◆ **What you should do**: Provide an exact reproduction of every entry.
──────────────────────────────
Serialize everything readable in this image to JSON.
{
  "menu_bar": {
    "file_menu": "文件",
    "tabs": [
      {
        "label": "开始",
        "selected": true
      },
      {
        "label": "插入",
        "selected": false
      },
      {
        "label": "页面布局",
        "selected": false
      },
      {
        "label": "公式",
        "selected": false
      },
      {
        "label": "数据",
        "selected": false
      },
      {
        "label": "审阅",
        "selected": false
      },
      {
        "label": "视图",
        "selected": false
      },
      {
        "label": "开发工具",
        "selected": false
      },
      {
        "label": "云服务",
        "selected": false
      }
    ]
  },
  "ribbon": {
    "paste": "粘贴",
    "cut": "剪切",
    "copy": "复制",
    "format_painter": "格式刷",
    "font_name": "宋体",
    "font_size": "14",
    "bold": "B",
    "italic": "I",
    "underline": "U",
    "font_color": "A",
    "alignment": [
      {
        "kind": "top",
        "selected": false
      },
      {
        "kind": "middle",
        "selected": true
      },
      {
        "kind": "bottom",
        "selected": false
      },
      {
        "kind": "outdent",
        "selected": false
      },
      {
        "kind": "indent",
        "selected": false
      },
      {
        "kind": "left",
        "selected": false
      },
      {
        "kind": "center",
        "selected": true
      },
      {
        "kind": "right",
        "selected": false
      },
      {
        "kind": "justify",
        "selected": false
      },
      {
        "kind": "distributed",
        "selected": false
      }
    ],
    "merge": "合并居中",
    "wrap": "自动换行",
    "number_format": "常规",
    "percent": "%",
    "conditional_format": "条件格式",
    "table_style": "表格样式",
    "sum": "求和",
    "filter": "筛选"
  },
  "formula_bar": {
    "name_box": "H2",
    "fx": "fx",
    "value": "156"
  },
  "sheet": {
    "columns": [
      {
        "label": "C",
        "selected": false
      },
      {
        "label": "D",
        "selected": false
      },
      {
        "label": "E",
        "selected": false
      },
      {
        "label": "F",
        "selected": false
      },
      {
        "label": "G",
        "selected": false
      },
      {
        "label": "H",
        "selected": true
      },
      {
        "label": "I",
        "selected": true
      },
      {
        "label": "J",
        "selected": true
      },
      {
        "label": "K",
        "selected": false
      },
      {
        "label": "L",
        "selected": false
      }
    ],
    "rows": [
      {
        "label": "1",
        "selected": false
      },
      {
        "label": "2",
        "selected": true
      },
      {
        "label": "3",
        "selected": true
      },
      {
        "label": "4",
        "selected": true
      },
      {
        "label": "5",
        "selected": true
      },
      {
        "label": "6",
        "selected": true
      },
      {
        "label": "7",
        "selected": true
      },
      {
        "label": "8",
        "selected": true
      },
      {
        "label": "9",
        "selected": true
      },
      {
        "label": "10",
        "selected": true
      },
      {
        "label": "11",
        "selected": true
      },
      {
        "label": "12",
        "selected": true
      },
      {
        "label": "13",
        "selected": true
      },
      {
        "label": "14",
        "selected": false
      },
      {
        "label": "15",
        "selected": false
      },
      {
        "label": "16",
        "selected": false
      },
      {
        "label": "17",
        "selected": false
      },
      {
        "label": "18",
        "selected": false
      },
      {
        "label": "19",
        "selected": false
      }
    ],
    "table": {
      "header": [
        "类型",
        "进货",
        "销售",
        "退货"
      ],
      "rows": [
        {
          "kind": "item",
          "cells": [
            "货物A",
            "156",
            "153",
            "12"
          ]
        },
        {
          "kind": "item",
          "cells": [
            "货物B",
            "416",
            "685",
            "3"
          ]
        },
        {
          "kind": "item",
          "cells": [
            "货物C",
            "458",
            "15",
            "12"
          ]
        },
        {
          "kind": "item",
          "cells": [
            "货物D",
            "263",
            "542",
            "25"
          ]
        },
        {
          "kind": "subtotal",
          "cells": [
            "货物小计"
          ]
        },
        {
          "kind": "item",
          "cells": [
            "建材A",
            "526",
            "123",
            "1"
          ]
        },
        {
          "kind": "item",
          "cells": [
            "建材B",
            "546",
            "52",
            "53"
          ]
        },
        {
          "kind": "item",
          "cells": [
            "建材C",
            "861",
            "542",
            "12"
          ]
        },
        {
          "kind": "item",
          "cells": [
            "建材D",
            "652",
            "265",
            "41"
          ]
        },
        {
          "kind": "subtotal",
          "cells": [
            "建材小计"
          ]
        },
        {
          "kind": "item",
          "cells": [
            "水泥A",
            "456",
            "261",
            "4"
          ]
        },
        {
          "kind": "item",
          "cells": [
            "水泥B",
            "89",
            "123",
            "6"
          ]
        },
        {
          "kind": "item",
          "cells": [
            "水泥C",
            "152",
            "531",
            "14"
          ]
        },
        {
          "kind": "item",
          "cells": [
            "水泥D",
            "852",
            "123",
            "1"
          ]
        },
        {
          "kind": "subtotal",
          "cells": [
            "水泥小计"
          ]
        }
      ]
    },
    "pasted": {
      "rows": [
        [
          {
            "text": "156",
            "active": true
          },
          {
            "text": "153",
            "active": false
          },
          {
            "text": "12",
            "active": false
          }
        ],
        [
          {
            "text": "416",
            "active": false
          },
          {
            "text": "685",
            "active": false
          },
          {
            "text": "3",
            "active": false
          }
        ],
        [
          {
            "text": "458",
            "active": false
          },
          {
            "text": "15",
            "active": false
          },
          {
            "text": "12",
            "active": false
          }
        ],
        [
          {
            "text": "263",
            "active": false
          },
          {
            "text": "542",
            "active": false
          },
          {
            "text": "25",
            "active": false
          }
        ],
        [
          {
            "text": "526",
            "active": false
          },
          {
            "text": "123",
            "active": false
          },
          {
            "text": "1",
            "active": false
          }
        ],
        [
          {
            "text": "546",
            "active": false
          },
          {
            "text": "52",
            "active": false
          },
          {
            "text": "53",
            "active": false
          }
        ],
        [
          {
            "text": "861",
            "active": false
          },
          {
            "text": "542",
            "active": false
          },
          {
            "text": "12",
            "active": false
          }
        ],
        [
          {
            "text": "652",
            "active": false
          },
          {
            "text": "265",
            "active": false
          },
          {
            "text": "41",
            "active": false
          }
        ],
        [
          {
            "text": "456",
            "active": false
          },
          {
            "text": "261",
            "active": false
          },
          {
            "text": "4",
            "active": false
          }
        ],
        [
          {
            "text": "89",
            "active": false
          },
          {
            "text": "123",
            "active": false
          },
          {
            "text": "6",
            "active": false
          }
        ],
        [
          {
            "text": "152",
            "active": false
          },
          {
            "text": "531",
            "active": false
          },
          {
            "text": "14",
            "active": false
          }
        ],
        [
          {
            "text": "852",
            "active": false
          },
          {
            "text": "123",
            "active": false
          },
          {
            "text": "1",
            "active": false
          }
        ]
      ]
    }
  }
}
──────────────────────────────
◆ **Answer to the exercise**:
Serialize everything readable in this image to JSON.
{
  "menu_bar": {
    "file_menu": "文件",
    "tabs": [
      {
        "label": "开始",
        "selected": true
      },
      {
        "label": "插入",
        "selected": false
      },
      {
        "label": "页面布局",
        "selected": false
      },
      {
        "label": "公式",
        "selected": false
      },
      {
        "label": "数据",
        "selected": false
      },
      {
        "label": "审阅",
        "selected": false
      },
      {
        "label": "视图",
        "selected": false
      },
      {
        "label": "开发工具",
        "selected": false
      },
      {
        "label": "云服务",
        "selected": false
      }
    ]
  },
  "ribbon": {
    "paste": "粘贴",
    "cut": "剪切",
    "copy": "复制",
    "format_painter": "格式刷",
    "font_name": "宋体",
    "font_size": "14",
    "bold": "B",
    "italic": "I",
    "underline": "U",
    "font_color": "A",
    "alignment": [
      {
        "kind": "top",
        "selected": false
      },
      {
        "kind": "middle",
        "selected": true
      },
      {
        "kind": "bottom",
        "selected": false
      },
      {
        "kind": "outdent",
        "selected": false
      },
      {
        "kind": "indent",
        "selected": false
      },
      {
        "kind": "left",
        "selected": false
      },
      {
        "kind": "center",
        "selected": true
      },
      {
        "kind": "right",
        "selected": false
      },
      {
        "kind": "justify",
        "selected": false
      },
      {
        "kind": "distributed",
        "selected": false
      }
    ],
    "merge": "合并居中",
    "wrap": "自动换行",
    "number_format": "常规",
    "percent": "%",
    "conditional_format": "条件格式",
    "table_style": "表格样式",
    "sum": "求和",
    "filter": "筛选"
  },
  "formula_bar": {
    "name_box": "H2",
    "fx": "fx",
    "value": "156"
  },
  "sheet": {
    "columns": [
      {
        "label": "C",
        "selected": false
      },
      {
        "label": "D",
        "selected": false
      },
      {
        "label": "E",
        "selected": false
      },
      {
        "label": "F",
        "selected": false
      },
      {
        "label": "G",
        "selected": false
      },
      {
        "label": "H",
        "selected": true
      },
      {
        "label": "I",
        "selected": true
      },
      {
        "label": "J",
        "selected": true
      },
      {
        "label": "K",
        "selected": false
      },
      {
        "label": "L",
        "selected": false
      }
    ],
    "rows": [
      {
        "label": "1",
        "selected": false
      },
      {
        "label": "2",
        "selected": true
      },
      {
        "label": "3",
        "selected": true
      },
      {
        "label": "4",
        "selected": true
      },
      {
        "label": "5",
        "selected": true
      },
      {
        "label": "6",
        "selected": true
      },
      {
        "label": "7",
        "selected": true
      },
      {
        "label": "8",
        "selected": true
      },
      {
        "label": "9",
        "selected": true
      },
      {
        "label": "10",
        "selected": true
      },
      {
        "label": "11",
        "selected": true
      },
      {
        "label": "12",
        "selected": true
      },
      {
        "label": "13",
        "selected": true
      },
      {
        "label": "14",
        "selected": false
      },
      {
        "label": "15",
        "selected": false
      },
      {
        "label": "16",
        "selected": false
      },
      {
        "label": "17",
        "selected": false
      },
      {
        "label": "18",
        "selected": false
      },
      {
        "label": "19",
        "selected": false
      }
    ],
    "table": {
      "header": [
        "类型",
        "进货",
        "销售",
        "退货"
      ],
      "rows": [
        {
          "kind": "item",
          "cells": [
            "货物A",
            "156",
            "153",
            "12"
          ]
        },
        {
          "kind": "item",
          "cells": [
            "货物B",
            "416",
            "685",
            "3"
          ]
        },
        {
          "kind": "item",
          "cells": [
            "货物C",
            "458",
            "15",
            "12"
          ]
        },
        {
          "kind": "item",
          "cells": [
            "货物D",
            "263",
            "542",
            "25"
          ]
        },
        {
          "kind": "subtotal",
          "cells": [
            "货物小计"
          ]
        },
        {
          "kind": "item",
          "cells": [
            "建材A",
            "526",
            "123",
            "1"
          ]
        },
        {
          "kind": "item",
          "cells": [
            "建材B",
            "546",
            "52",
            "53"
          ]
        },
        {
          "kind": "item",
          "cells": [
            "建材C",
            "861",
            "542",
            "12"
          ]
        },
        {
          "kind": "item",
          "cells": [
            "建材D",
            "652",
            "265",
            "41"
          ]
        },
        {
          "kind": "subtotal",
          "cells": [
            "建材小计"
          ]
        },
        {
          "kind": "item",
          "cells": [
            "水泥A",
            "456",
            "261",
            "4"
          ]
        },
        {
          "kind": "item",
          "cells": [
            "水泥B",
            "89",
            "123",
            "6"
          ]
        },
        {
          "kind": "item",
          "cells": [
            "水泥C",
            "152",
            "531",
            "14"
          ]
        },
        {
          "kind": "item",
          "cells": [
            "水泥D",
            "852",
            "123",
            "1"
          ]
        },
        {
          "kind": "subtotal",
          "cells": [
            "水泥小计"
          ]
        }
      ]
    },
    "pasted": {
      "rows": [
        [
          {
            "text": "156",
            "active": true
          },
          {
            "text": "153",
            "active": false
          },
          {
            "text": "12",
            "active": false
          }
        ],
        [
          {
            "text": "416",
            "active": false
          },
          {
            "text": "685",
            "active": false
          },
          {
            "text": "3",
            "active": false
          }
        ],
        [
          {
            "text": "458",
            "active": false
          },
          {
            "text": "15",
            "active": false
          },
          {
            "text": "12",
            "active": false
          }
        ],
        [
          {
            "text": "263",
            "active": false
          },
          {
            "text": "542",
            "active": false
          },
          {
            "text": "25",
            "active": false
          }
        ],
        [
          {
            "text": "526",
            "active": false
          },
          {
            "text": "123",
            "active": false
          },
          {
            "text": "1",
            "active": false
          }
        ],
        [
          {
            "text": "546",
            "active": false
          },
          {
            "text": "52",
            "active": false
          },
          {
            "text": "53",
            "active": false
          }
        ],
        [
          {
            "text": "861",
            "active": false
          },
          {
            "text": "542",
            "active": false
          },
          {
            "text": "12",
            "active": false
          }
        ],
        [
          {
            "text": "652",
            "active": false
          },
          {
            "text": "265",
            "active": false
          },
          {
            "text": "41",
            "active": false
          }
        ],
        [
          {
            "text": "456",
            "active": false
          },
          {
            "text": "261",
            "active": false
          },
          {
            "text": "4",
            "active": false
          }
        ],
        [
          {
            "text": "89",
            "active": false
          },
          {
            "text": "123",
            "active": false
          },
          {
            "text": "6",
            "active": false
          }
        ],
        [
          {
            "text": "152",
            "active": false
          },
          {
            "text": "531",
            "active": false
          },
          {
            "text": "14",
            "active": false
          }
        ],
        [
          {
            "text": "852",
            "active": false
          },
          {
            "text": "123",
            "active": false
          },
          {
            "text": "1",
            "active": false
          }
        ]
      ]
    }
  }
}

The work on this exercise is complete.